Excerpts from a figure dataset
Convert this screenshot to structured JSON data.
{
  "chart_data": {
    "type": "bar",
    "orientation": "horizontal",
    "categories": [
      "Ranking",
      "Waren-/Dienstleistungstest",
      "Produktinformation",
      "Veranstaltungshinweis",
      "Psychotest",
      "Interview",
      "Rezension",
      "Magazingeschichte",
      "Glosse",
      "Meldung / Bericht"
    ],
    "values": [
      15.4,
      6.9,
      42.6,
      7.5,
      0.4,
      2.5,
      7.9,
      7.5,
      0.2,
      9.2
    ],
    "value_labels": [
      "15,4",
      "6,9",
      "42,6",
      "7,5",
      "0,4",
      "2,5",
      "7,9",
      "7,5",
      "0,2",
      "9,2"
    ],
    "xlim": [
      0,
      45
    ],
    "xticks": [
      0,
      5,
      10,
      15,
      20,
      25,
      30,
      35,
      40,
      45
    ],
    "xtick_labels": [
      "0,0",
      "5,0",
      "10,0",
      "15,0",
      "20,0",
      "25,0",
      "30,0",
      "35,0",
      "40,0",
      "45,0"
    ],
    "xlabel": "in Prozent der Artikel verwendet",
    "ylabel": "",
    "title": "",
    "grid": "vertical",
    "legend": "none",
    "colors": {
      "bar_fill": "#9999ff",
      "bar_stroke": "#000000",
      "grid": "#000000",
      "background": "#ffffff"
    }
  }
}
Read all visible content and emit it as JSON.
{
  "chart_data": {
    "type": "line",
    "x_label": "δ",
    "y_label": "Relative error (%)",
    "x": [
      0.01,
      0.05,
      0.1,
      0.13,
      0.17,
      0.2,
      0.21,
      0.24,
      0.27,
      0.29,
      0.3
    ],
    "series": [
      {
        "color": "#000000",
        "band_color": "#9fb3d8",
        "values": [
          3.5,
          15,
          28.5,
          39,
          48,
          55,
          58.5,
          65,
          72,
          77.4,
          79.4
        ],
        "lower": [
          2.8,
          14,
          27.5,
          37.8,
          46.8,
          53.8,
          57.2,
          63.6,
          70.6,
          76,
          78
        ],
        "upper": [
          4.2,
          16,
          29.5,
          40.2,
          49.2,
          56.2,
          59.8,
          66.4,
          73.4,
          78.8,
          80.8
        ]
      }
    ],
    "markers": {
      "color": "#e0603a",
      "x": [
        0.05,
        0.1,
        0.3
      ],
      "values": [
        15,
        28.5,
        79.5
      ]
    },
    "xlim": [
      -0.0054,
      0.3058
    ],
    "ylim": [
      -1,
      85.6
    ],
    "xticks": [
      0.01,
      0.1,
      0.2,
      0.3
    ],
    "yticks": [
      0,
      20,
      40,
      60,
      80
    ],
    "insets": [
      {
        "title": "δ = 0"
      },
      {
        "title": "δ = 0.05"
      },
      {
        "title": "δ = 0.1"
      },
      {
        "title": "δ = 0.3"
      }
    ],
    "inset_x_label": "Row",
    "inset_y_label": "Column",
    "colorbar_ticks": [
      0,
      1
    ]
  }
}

**Task to complete**
Exactly how many lines contain "JSON"? State the number and nothing else.

**Final result**
2